Every line that includes the word "Wytimatte" is to be listed.

•••••

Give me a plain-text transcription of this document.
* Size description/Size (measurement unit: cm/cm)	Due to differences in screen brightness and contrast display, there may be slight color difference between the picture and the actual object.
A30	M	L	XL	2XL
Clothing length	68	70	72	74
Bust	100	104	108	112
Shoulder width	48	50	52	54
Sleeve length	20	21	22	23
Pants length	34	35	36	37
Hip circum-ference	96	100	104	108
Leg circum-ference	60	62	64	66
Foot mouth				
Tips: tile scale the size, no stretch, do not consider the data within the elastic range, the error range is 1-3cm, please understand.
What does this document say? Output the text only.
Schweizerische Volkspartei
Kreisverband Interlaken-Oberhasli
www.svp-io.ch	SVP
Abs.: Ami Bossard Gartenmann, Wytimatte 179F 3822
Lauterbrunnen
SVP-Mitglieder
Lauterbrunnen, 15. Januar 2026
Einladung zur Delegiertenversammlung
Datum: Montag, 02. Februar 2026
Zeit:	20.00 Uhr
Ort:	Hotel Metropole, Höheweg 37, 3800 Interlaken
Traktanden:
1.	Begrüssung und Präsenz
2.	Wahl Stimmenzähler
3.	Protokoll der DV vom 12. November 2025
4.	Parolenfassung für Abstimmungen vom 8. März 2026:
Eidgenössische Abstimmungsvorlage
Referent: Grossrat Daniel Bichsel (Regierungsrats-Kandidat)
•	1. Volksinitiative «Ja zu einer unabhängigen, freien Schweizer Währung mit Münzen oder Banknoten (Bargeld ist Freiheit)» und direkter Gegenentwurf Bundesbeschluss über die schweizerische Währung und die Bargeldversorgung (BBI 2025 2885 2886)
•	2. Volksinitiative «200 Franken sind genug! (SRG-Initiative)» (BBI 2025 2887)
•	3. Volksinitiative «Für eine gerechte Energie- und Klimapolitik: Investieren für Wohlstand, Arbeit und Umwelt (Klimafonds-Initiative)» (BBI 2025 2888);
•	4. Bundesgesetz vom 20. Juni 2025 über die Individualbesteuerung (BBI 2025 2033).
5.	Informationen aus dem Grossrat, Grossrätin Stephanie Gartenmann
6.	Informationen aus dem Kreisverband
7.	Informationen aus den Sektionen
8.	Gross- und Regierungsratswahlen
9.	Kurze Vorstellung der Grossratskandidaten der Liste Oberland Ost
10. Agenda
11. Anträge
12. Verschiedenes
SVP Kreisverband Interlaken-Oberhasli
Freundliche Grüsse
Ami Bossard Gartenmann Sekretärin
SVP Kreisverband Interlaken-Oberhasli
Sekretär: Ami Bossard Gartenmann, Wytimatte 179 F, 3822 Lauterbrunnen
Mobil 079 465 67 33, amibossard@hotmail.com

•••••

* _Output below_
Abs.: Ami Bossard Gartenmann, Wytimatte 179F 3822
Sekretär: Ami Bossard Gartenmann, Wytimatte 179 F, 3822 Lauterbrunnen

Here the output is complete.